● **TASK**
Retype all of the data. Every line must match exactly.

Figure record extracts
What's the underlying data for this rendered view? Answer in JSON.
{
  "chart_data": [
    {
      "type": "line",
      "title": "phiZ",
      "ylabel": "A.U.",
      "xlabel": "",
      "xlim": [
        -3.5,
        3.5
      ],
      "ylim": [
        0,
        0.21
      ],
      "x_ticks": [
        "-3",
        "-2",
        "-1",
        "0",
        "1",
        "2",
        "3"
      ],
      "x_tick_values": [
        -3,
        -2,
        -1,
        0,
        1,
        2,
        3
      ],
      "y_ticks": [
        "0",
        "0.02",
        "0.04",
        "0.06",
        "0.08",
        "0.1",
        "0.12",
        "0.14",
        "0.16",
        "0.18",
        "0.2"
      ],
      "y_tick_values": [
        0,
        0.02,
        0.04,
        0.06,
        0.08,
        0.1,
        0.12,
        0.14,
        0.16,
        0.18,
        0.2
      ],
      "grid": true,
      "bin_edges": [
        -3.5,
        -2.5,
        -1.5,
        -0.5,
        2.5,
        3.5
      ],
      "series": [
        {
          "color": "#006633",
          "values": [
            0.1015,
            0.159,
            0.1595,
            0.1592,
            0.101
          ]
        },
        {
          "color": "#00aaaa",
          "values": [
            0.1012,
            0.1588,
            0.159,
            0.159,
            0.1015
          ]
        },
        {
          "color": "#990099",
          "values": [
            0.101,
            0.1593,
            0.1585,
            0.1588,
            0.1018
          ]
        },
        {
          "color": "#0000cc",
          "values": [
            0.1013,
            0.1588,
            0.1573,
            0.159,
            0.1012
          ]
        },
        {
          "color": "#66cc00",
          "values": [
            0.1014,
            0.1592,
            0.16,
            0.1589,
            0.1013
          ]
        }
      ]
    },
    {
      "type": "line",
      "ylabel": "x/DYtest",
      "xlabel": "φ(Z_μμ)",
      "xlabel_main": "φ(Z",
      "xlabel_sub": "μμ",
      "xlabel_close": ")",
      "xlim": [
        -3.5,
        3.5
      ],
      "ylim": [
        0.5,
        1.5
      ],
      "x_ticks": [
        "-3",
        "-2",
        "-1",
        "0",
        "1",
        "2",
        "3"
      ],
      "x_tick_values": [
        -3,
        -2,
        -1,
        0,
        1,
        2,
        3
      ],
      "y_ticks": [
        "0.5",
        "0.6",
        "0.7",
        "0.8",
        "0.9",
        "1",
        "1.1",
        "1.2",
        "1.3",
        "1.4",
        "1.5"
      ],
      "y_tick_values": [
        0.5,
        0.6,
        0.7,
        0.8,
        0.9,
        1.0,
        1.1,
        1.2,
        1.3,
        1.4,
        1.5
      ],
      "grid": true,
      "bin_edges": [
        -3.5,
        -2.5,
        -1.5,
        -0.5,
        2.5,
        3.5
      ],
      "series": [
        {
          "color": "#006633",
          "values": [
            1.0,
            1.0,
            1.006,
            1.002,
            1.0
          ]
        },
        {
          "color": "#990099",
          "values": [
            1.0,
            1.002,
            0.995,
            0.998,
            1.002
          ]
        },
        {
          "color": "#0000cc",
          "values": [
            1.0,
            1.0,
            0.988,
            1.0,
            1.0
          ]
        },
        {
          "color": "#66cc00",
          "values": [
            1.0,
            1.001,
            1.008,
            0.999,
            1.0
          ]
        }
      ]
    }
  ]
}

● **WRITTEN REPLY**
What's the underlying data for this rendered view? Answer in JSON.
{
  "chart_data": [
    {
      "type": "line",
      "title": "phiZ",
      "ylabel": "A.U.",
      "xlabel": "",
      "xlim": [
        -3.5,
        3.5
      ],
      "ylim": [
        0,
        0.21
      ],
      "x_ticks": [
        "-3",
        "-2",
        "-1",
        "0",
        "1",
        "2",
        "3"
      ],
      "x_tick_values": [
        -3,
        -2,
        -1,
        0,
        1,
        2,
        3
      ],
      "y_ticks": [
        "0",
        "0.02",
        "0.04",
        "0.06",
        "0.08",
        "0.1",
        "0.12",
        "0.14",
        "0.16",
        "0.18",
        "0.2"
      ],
      "y_tick_values": [
        0,
        0.02,
        0.04,
        0.06,
        0.08,
        0.1,
        0.12,
        0.14,
        0.16,
        0.18,
        0.2
      ],
      "grid": true,
      "bin_edges": [
        -3.5,
        -2.5,
        -1.5,
        -0.5,
        2.5,
        3.5
      ],
      "series": [
        {
          "color": "#006633",
          "values": [
            0.1015,
            0.159,
            0.1595,
            0.1592,
            0.101
          ]
        },
        {
          "color": "#00aaaa",
          "values": [
            0.1012,
            0.1588,
            0.159,
            0.159,
            0.1015
          ]
        },
        {
          "color": "#990099",
          "values": [
            0.101,
            0.1593,
            0.1585,
            0.1588,
            0.1018
          ]
        },
        {
          "color": "#0000cc",
          "values": [
            0.1013,
            0.1588,
            0.1573,
            0.159,
            0.1012
          ]
        },
        {
          "color": "#66cc00",
          "values": [
            0.1014,
            0.1592,
            0.16,
            0.1589,
            0.1013
          ]
        }
      ]
    },
    {
      "type": "line",
      "ylabel": "x/DYtest",
      "xlabel": "φ(Z_μμ)",
      "xlabel_main": "φ(Z",
      "xlabel_sub": "μμ",
      "xlabel_close": ")",
      "xlim": [
        -3.5,
        3.5
      ],
      "ylim": [
        0.5,
        1.5
      ],
      "x_ticks": [
        "-3",
        "-2",
        "-1",
        "0",
        "1",
        "2",
        "3"
      ],
      "x_tick_values": [
        -3,
        -2,
        -1,
        0,
        1,
        2,
        3
      ],
      "y_ticks": [
        "0.5",
        "0.6",
        "0.7",
        "0.8",
        "0.9",
        "1",
        "1.1",
        "1.2",
        "1.3",
        "1.4",
        "1.5"
      ],
      "y_tick_values": [
        0.5,
        0.6,
        0.7,
        0.8,
        0.9,
        1.0,
        1.1,
        1.2,
        1.3,
        1.4,
        1.5
      ],
      "grid": true,
      "bin_edges": [
        -3.5,
        -2.5,
        -1.5,
        -0.5,
        2.5,
        3.5
      ],
      "series": [
        {
          "color": "#006633",
          "values": [
            1.0,
            1.0,
            1.006,
            1.002,
            1.0
          ]
        },
        {
          "color": "#990099",
          "values": [
            1.0,
            1.002,
            0.995,
            0.998,
            1.002
          ]
        },
        {
          "color": "#0000cc",
          "values": [
            1.0,
            1.0,
            0.988,
            1.0,
            1.0
          ]
        },
        {
          "color": "#66cc00",
          "values": [
            1.0,
            1.001,
            1.008,
            0.999,
            1.0
          ]
        }
      ]
    }
  ]
}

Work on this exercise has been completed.